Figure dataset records
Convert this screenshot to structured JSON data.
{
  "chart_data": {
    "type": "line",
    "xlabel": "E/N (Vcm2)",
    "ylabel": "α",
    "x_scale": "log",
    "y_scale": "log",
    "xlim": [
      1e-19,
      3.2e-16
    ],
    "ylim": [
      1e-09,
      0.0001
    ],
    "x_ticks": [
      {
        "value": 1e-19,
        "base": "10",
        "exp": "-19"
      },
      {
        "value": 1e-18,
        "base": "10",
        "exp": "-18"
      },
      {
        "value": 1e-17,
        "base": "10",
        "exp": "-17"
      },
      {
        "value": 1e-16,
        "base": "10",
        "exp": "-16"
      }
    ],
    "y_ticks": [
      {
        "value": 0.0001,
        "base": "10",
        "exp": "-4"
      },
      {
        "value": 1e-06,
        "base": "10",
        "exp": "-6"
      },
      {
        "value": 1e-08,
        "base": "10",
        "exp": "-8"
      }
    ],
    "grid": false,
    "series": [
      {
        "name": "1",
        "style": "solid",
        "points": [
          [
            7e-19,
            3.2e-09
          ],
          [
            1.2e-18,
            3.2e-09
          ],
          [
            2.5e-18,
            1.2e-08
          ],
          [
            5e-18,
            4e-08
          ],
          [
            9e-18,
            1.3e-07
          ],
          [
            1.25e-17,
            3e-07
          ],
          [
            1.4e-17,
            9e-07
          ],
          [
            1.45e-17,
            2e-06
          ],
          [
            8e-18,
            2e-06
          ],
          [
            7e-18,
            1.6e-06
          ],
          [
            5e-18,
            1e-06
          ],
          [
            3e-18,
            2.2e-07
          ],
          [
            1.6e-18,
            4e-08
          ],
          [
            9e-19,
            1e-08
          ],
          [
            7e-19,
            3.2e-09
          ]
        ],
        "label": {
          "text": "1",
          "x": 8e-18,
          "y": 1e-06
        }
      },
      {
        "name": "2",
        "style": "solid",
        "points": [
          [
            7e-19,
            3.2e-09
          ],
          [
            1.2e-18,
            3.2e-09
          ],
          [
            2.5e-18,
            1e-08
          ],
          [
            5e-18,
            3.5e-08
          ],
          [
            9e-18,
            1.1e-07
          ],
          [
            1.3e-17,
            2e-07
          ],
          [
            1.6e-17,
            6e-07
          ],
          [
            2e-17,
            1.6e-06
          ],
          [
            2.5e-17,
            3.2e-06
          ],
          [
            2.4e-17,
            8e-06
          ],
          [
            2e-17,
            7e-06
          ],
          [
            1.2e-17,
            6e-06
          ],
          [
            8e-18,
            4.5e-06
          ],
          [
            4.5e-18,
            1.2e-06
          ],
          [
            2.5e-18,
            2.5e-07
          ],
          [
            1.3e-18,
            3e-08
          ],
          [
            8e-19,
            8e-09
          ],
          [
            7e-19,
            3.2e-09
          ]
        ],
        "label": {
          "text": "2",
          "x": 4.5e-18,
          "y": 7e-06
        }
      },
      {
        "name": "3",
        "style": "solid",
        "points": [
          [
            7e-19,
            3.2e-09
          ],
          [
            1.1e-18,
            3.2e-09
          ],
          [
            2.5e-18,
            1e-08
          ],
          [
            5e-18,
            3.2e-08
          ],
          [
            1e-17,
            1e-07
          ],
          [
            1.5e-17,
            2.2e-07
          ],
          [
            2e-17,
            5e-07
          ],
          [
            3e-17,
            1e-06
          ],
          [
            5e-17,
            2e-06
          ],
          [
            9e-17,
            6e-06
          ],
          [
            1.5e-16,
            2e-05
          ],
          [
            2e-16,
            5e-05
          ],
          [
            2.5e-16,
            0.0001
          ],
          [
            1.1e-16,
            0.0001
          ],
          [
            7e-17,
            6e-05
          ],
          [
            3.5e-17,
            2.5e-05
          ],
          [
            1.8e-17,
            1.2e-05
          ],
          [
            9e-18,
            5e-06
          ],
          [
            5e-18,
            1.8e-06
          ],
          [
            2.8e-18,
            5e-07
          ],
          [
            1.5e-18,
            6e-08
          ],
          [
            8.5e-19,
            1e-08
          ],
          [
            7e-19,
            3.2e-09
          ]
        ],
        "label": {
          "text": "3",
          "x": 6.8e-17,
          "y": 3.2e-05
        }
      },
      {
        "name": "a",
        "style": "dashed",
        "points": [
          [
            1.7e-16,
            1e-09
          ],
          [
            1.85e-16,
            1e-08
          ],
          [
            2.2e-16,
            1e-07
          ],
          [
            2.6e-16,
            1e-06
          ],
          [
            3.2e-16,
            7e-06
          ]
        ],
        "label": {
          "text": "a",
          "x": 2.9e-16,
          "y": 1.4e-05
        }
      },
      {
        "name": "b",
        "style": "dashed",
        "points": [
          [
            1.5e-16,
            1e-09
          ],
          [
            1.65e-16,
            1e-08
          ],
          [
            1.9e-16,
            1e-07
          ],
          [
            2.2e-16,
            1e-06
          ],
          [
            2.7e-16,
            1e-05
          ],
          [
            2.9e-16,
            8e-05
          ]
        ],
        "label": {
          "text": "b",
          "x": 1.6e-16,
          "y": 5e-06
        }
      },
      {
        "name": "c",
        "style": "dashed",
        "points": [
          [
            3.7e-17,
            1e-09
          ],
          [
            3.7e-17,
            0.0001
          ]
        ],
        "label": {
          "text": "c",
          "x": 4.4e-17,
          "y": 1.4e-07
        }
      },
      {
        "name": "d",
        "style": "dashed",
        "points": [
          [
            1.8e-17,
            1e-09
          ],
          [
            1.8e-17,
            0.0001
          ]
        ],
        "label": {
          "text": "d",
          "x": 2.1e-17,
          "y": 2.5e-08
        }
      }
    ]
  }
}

* **THE REQUEST**
Going through the entries above, report how many lines include the string "name". The number alone is the answer.

* **EXERCISE ANSWER**
7